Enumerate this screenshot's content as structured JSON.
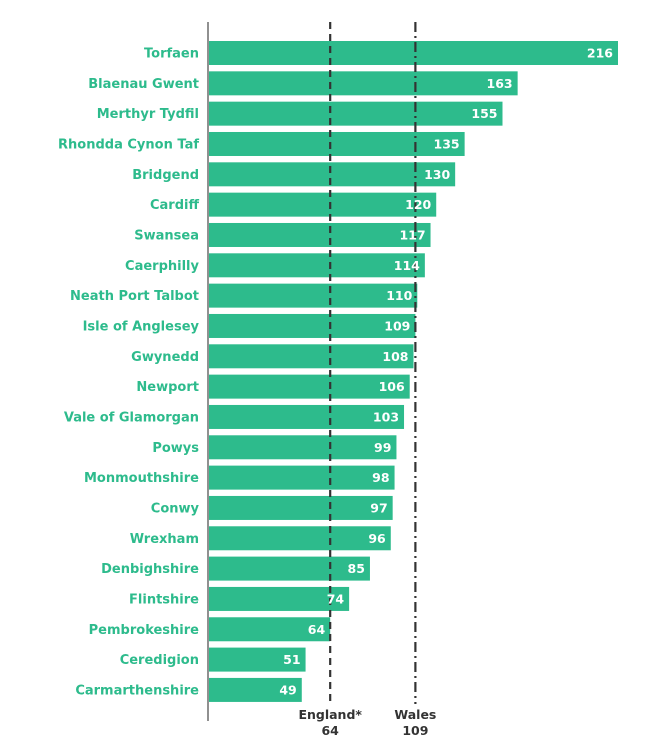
{
  "chart_data": {
    "type": "bar",
    "orientation": "horizontal",
    "title": "",
    "xlabel": "",
    "ylabel": "",
    "xlim": [
      0,
      220
    ],
    "grid": false,
    "legend": "none",
    "bar_color": "#2dbb8c",
    "categories": [
      "Torfaen",
      "Blaenau Gwent",
      "Merthyr Tydfil",
      "Rhondda Cynon Taf",
      "Bridgend",
      "Cardiff",
      "Swansea",
      "Caerphilly",
      "Neath Port Talbot",
      "Isle of Anglesey",
      "Gwynedd",
      "Newport",
      "Vale of Glamorgan",
      "Powys",
      "Monmouthshire",
      "Conwy",
      "Wrexham",
      "Denbighshire",
      "Flintshire",
      "Pembrokeshire",
      "Ceredigion",
      "Carmarthenshire"
    ],
    "values": [
      216,
      163,
      155,
      135,
      130,
      120,
      117,
      114,
      110,
      109,
      108,
      106,
      103,
      99,
      98,
      97,
      96,
      85,
      74,
      64,
      51,
      49
    ],
    "reference_lines": [
      {
        "name": "England*",
        "value": 64,
        "value_label": "64",
        "style": "dashed",
        "color": "#333333"
      },
      {
        "name": "Wales",
        "value": 109,
        "value_label": "109",
        "style": "dash-dot",
        "color": "#333333"
      }
    ]
  }
}
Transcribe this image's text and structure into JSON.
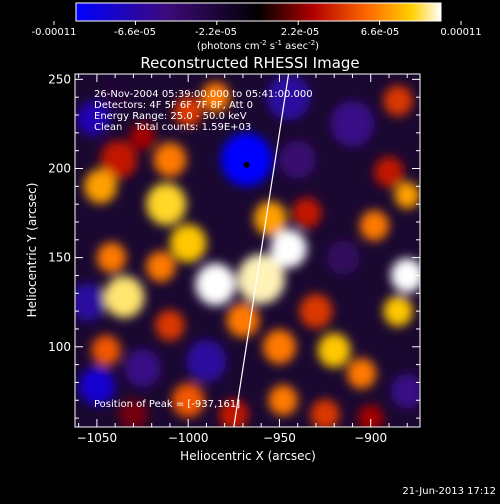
{
  "colorbar": {
    "tick_labels": [
      "-0.00011",
      "-6.6e-05",
      "-2.2e-05",
      "2.2e-05",
      "6.6e-05",
      "0.00011"
    ],
    "tick_values": [
      -0.00011,
      -6.6e-05,
      -2.2e-05,
      2.2e-05,
      6.6e-05,
      0.00011
    ],
    "unit_label": "(photons cm",
    "unit_exp1": "-2",
    "unit_mid": " s",
    "unit_exp2": "-1",
    "unit_end": " asec",
    "unit_exp3": "-2",
    "unit_close": ")"
  },
  "chart_data": {
    "type": "heatmap",
    "title": "Reconstructed RHESSI Image",
    "xlabel": "Heliocentric X (arcsec)",
    "ylabel": "Heliocentric Y (arcsec)",
    "xlim": [
      -1062,
      -873
    ],
    "ylim": [
      55,
      253
    ],
    "x_ticks": [
      -1050,
      -1000,
      -950,
      -900
    ],
    "x_tick_labels": [
      "−1050",
      "−1000",
      "−950",
      "−900"
    ],
    "y_ticks": [
      100,
      150,
      200,
      250
    ],
    "y_tick_labels": [
      "100",
      "150",
      "200",
      "250"
    ],
    "vmin": -0.00011,
    "vmax": 0.00011,
    "annotations": [
      "26-Nov-2004 05:39:00.000 to 05:41:00.000",
      "Detectors: 4F 5F 6F 7F 8F, Att 0",
      "Energy Range: 25.0 - 50.0 keV",
      "Clean    Total counts: 1.59E+03"
    ],
    "peak_label": "Position of Peak = [-937,161]",
    "peak": {
      "x": -937,
      "y": 161
    },
    "limb_line": [
      [
        -975,
        55
      ],
      [
        -945,
        253
      ]
    ],
    "dark_spot": {
      "x": -968,
      "y": 202
    },
    "blobs": [
      {
        "x": -1052,
        "y": 228,
        "v": -8e-05,
        "r": 9
      },
      {
        "x": -1040,
        "y": 240,
        "v": -2e-05,
        "r": 8
      },
      {
        "x": -1038,
        "y": 205,
        "v": 4e-05,
        "r": 10
      },
      {
        "x": -1048,
        "y": 190,
        "v": 8e-05,
        "r": 9
      },
      {
        "x": -1025,
        "y": 218,
        "v": 3e-05,
        "r": 7
      },
      {
        "x": -1010,
        "y": 205,
        "v": 7e-05,
        "r": 9
      },
      {
        "x": -1012,
        "y": 180,
        "v": 9.5e-05,
        "r": 11
      },
      {
        "x": -1000,
        "y": 232,
        "v": 5e-05,
        "r": 8
      },
      {
        "x": -985,
        "y": 240,
        "v": 7e-05,
        "r": 8
      },
      {
        "x": -968,
        "y": 205,
        "v": -0.00011,
        "r": 14
      },
      {
        "x": -945,
        "y": 240,
        "v": -7e-05,
        "r": 12
      },
      {
        "x": -940,
        "y": 205,
        "v": -5e-05,
        "r": 10
      },
      {
        "x": -910,
        "y": 225,
        "v": -6e-05,
        "r": 12
      },
      {
        "x": -885,
        "y": 238,
        "v": 5e-05,
        "r": 8
      },
      {
        "x": -890,
        "y": 198,
        "v": 4e-05,
        "r": 8
      },
      {
        "x": -880,
        "y": 185,
        "v": 8e-05,
        "r": 7
      },
      {
        "x": -1042,
        "y": 150,
        "v": 7e-05,
        "r": 8
      },
      {
        "x": -1055,
        "y": 125,
        "v": -7e-05,
        "r": 10
      },
      {
        "x": -1035,
        "y": 128,
        "v": 0.0001,
        "r": 11
      },
      {
        "x": -1015,
        "y": 145,
        "v": 7e-05,
        "r": 8
      },
      {
        "x": -1000,
        "y": 158,
        "v": 9e-05,
        "r": 10
      },
      {
        "x": -985,
        "y": 135,
        "v": 0.00011,
        "r": 11
      },
      {
        "x": -960,
        "y": 138,
        "v": 0.000105,
        "r": 13
      },
      {
        "x": -945,
        "y": 155,
        "v": 0.00011,
        "r": 10
      },
      {
        "x": -955,
        "y": 172,
        "v": 8e-05,
        "r": 9
      },
      {
        "x": -935,
        "y": 175,
        "v": 4e-05,
        "r": 8
      },
      {
        "x": -915,
        "y": 150,
        "v": -4e-05,
        "r": 9
      },
      {
        "x": -898,
        "y": 168,
        "v": 7e-05,
        "r": 8
      },
      {
        "x": -880,
        "y": 140,
        "v": 0.00011,
        "r": 9
      },
      {
        "x": -885,
        "y": 120,
        "v": 9e-05,
        "r": 8
      },
      {
        "x": -1045,
        "y": 98,
        "v": 6e-05,
        "r": 8
      },
      {
        "x": -1050,
        "y": 78,
        "v": -9e-05,
        "r": 10
      },
      {
        "x": -1025,
        "y": 88,
        "v": -6e-05,
        "r": 10
      },
      {
        "x": -1010,
        "y": 112,
        "v": 5e-05,
        "r": 8
      },
      {
        "x": -990,
        "y": 92,
        "v": -7e-05,
        "r": 11
      },
      {
        "x": -970,
        "y": 115,
        "v": 7e-05,
        "r": 9
      },
      {
        "x": -950,
        "y": 100,
        "v": 7e-05,
        "r": 9
      },
      {
        "x": -930,
        "y": 120,
        "v": 5e-05,
        "r": 9
      },
      {
        "x": -920,
        "y": 98,
        "v": 9e-05,
        "r": 9
      },
      {
        "x": -905,
        "y": 85,
        "v": 7e-05,
        "r": 8
      },
      {
        "x": -880,
        "y": 75,
        "v": -6e-05,
        "r": 9
      },
      {
        "x": -1030,
        "y": 62,
        "v": 2e-05,
        "r": 8
      },
      {
        "x": -1000,
        "y": 70,
        "v": 6e-05,
        "r": 9
      },
      {
        "x": -975,
        "y": 62,
        "v": 4e-05,
        "r": 8
      },
      {
        "x": -948,
        "y": 70,
        "v": 7e-05,
        "r": 8
      },
      {
        "x": -925,
        "y": 62,
        "v": 5e-05,
        "r": 8
      },
      {
        "x": -900,
        "y": 60,
        "v": 3e-05,
        "r": 7
      }
    ]
  },
  "footer": {
    "timestamp": "21-Jun-2013 17:12"
  }
}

•••

● **Goal**
Quote the data above in full, leaving out the pictures it holds.

● **Written answer**
Enumerate this screenshot's content as structured JSON.
{
  "chart_data": {
    "type": "bar",
    "orientation": "horizontal",
    "title": "",
    "xlabel": "",
    "ylabel": "",
    "xlim": [
      0,
      220
    ],
    "grid": false,
    "legend": "none",
    "bar_color": "#2dbb8c",
    "categories": [
      "Torfaen",
      "Blaenau Gwent",
      "Merthyr Tydfil",
      "Rhondda Cynon Taf",
      "Bridgend",
      "Cardiff",
      "Swansea",
      "Caerphilly",
      "Neath Port Talbot",
      "Isle of Anglesey",
      "Gwynedd",
      "Newport",
      "Vale of Glamorgan",
      "Powys",
      "Monmouthshire",
      "Conwy",
      "Wrexham",
      "Denbighshire",
      "Flintshire",
      "Pembrokeshire",
      "Ceredigion",
      "Carmarthenshire"
    ],
    "values": [
      216,
      163,
      155,
      135,
      130,
      120,
      117,
      114,
      110,
      109,
      108,
      106,
      103,
      99,
      98,
      97,
      96,
      85,
      74,
      64,
      51,
      49
    ],
    "reference_lines": [
      {
        "name": "England*",
        "value": 64,
        "value_label": "64",
        "style": "dashed",
        "color": "#333333"
      },
      {
        "name": "Wales",
        "value": 109,
        "value_label": "109",
        "style": "dash-dot",
        "color": "#333333"
      }
    ]
  }
}
Transcribe this image's text and structure into JSON.
{
  "colorbar": {
    "tick_labels": [
      "-0.00011",
      "-6.6e-05",
      "-2.2e-05",
      "2.2e-05",
      "6.6e-05",
      "0.00011"
    ],
    "tick_values": [
      -0.00011,
      -6.6e-05,
      -2.2e-05,
      2.2e-05,
      6.6e-05,
      0.00011
    ],
    "unit_label": "(photons cm",
    "unit_exp1": "-2",
    "unit_mid": " s",
    "unit_exp2": "-1",
    "unit_end": " asec",
    "unit_exp3": "-2",
    "unit_close": ")"
  },
  "chart_data": {
    "type": "heatmap",
    "title": "Reconstructed RHESSI Image",
    "xlabel": "Heliocentric X (arcsec)",
    "ylabel": "Heliocentric Y (arcsec)",
    "xlim": [
      -1062,
      -873
    ],
    "ylim": [
      55,
      253
    ],
    "x_ticks": [
      -1050,
      -1000,
      -950,
      -900
    ],
    "x_tick_labels": [
      "−1050",
      "−1000",
      "−950",
      "−900"
    ],
    "y_ticks": [
      100,
      150,
      200,
      250
    ],
    "y_tick_labels": [
      "100",
      "150",
      "200",
      "250"
    ],
    "vmin": -0.00011,
    "vmax": 0.00011,
    "annotations": [
      "26-Nov-2004 05:39:00.000 to 05:41:00.000",
      "Detectors: 4F 5F 6F 7F 8F, Att 0",
      "Energy Range: 25.0 - 50.0 keV",
      "Clean    Total counts: 1.59E+03"
    ],
    "peak_label": "Position of Peak = [-937,161]",
    "peak": {
      "x": -937,
      "y": 161
    },
    "limb_line": [
      [
        -975,
        55
      ],
      [
        -945,
        253
      ]
    ],
    "dark_spot": {
      "x": -968,
      "y": 202
    },
    "blobs": [
      {
        "x": -1052,
        "y": 228,
        "v": -8e-05,
        "r": 9
      },
      {
        "x": -1040,
        "y": 240,
        "v": -2e-05,
        "r": 8
      },
      {
        "x": -1038,
        "y": 205,
        "v": 4e-05,
        "r": 10
      },
      {
        "x": -1048,
        "y": 190,
        "v": 8e-05,
        "r": 9
      },
      {
        "x": -1025,
        "y": 218,
        "v": 3e-05,
        "r": 7
      },
      {
        "x": -1010,
        "y": 205,
        "v": 7e-05,
        "r": 9
      },
      {
        "x": -1012,
        "y": 180,
        "v": 9.5e-05,
        "r": 11
      },
      {
        "x": -1000,
        "y": 232,
        "v": 5e-05,
        "r": 8
      },
      {
        "x": -985,
        "y": 240,
        "v": 7e-05,
        "r": 8
      },
      {
        "x": -968,
        "y": 205,
        "v": -0.00011,
        "r": 14
      },
      {
        "x": -945,
        "y": 240,
        "v": -7e-05,
        "r": 12
      },
      {
        "x": -940,
        "y": 205,
        "v": -5e-05,
        "r": 10
      },
      {
        "x": -910,
        "y": 225,
        "v": -6e-05,
        "r": 12
      },
      {
        "x": -885,
        "y": 238,
        "v": 5e-05,
        "r": 8
      },
      {
        "x": -890,
        "y": 198,
        "v": 4e-05,
        "r": 8
      },
      {
        "x": -880,
        "y": 185,
        "v": 8e-05,
        "r": 7
      },
      {
        "x": -1042,
        "y": 150,
        "v": 7e-05,
        "r": 8
      },
      {
        "x": -1055,
        "y": 125,
        "v": -7e-05,
        "r": 10
      },
      {
        "x": -1035,
        "y": 128,
        "v": 0.0001,
        "r": 11
      },
      {
        "x": -1015,
        "y": 145,
        "v": 7e-05,
        "r": 8
      },
      {
        "x": -1000,
        "y": 158,
        "v": 9e-05,
        "r": 10
      },
      {
        "x": -985,
        "y": 135,
        "v": 0.00011,
        "r": 11
      },
      {
        "x": -960,
        "y": 138,
        "v": 0.000105,
        "r": 13
      },
      {
        "x": -945,
        "y": 155,
        "v": 0.00011,
        "r": 10
      },
      {
        "x": -955,
        "y": 172,
        "v": 8e-05,
        "r": 9
      },
      {
        "x": -935,
        "y": 175,
        "v": 4e-05,
        "r": 8
      },
      {
        "x": -915,
        "y": 150,
        "v": -4e-05,
        "r": 9
      },
      {
        "x": -898,
        "y": 168,
        "v": 7e-05,
        "r": 8
      },
      {
        "x": -880,
        "y": 140,
        "v": 0.00011,
        "r": 9
      },
      {
        "x": -885,
        "y": 120,
        "v": 9e-05,
        "r": 8
      },
      {
        "x": -1045,
        "y": 98,
        "v": 6e-05,
        "r": 8
      },
      {
        "x": -1050,
        "y": 78,
        "v": -9e-05,
        "r": 10
      },
      {
        "x": -1025,
        "y": 88,
        "v": -6e-05,
        "r": 10
      },
      {
        "x": -1010,
        "y": 112,
        "v": 5e-05,
        "r": 8
      },
      {
        "x": -990,
        "y": 92,
        "v": -7e-05,
        "r": 11
      },
      {
        "x": -970,
        "y": 115,
        "v": 7e-05,
        "r": 9
      },
      {
        "x": -950,
        "y": 100,
        "v": 7e-05,
        "r": 9
      },
      {
        "x": -930,
        "y": 120,
        "v": 5e-05,
        "r": 9
      },
      {
        "x": -920,
        "y": 98,
        "v": 9e-05,
        "r": 9
      },
      {
        "x": -905,
        "y": 85,
        "v": 7e-05,
        "r": 8
      },
      {
        "x": -880,
        "y": 75,
        "v": -6e-05,
        "r": 9
      },
      {
        "x": -1030,
        "y": 62,
        "v": 2e-05,
        "r": 8
      },
      {
        "x": -1000,
        "y": 70,
        "v": 6e-05,
        "r": 9
      },
      {
        "x": -975,
        "y": 62,
        "v": 4e-05,
        "r": 8
      },
      {
        "x": -948,
        "y": 70,
        "v": 7e-05,
        "r": 8
      },
      {
        "x": -925,
        "y": 62,
        "v": 5e-05,
        "r": 8
      },
      {
        "x": -900,
        "y": 60,
        "v": 3e-05,
        "r": 7
      }
    ]
  },
  "footer": {
    "timestamp": "21-Jun-2013 17:12"
  }
}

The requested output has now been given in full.